> [Work to do]
Wherever a line in the data below holds "numbers", copy that line.

> [Data lines]

++++++++++

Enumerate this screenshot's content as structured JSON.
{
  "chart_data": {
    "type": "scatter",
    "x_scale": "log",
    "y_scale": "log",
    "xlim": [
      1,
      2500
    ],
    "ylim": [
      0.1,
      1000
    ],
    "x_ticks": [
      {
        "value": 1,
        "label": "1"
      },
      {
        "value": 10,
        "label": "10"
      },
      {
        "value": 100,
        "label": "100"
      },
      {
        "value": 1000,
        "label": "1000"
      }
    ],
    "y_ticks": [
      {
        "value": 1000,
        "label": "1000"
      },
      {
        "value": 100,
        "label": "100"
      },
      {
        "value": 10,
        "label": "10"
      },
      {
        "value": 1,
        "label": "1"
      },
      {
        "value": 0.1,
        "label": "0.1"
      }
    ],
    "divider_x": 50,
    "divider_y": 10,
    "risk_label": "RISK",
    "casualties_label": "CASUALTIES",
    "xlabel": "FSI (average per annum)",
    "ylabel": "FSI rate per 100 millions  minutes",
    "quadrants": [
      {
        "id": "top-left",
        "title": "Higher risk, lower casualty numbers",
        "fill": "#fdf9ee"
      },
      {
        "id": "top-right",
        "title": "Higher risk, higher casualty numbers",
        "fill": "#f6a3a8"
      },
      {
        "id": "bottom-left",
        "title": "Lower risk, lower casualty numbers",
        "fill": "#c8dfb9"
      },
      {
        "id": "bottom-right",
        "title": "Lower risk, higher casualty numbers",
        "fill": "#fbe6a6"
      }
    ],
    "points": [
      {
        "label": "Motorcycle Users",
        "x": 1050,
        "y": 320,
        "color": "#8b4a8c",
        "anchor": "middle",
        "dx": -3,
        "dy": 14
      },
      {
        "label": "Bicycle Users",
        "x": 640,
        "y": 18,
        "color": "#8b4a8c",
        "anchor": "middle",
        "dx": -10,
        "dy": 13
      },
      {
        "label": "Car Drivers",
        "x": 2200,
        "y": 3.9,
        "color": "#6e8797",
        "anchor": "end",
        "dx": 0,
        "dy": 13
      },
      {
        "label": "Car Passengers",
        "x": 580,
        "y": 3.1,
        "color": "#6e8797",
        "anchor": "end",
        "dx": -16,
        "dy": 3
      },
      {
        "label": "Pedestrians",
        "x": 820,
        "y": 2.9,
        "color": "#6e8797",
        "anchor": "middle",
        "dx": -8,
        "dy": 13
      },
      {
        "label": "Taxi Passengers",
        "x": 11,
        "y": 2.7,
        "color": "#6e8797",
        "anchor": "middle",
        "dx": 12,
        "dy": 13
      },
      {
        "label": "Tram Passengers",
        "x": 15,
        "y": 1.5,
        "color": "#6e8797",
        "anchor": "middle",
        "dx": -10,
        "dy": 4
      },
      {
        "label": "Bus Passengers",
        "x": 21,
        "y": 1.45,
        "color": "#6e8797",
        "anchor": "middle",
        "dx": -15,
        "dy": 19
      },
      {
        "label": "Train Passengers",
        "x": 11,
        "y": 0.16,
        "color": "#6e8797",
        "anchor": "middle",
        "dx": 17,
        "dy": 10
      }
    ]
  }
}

++++++++++

> [Task solution]
        "title": "Higher risk, lower casualty numbers",
        "title": "Higher risk, higher casualty numbers",
        "title": "Lower risk, lower casualty numbers",
        "title": "Lower risk, higher casualty numbers",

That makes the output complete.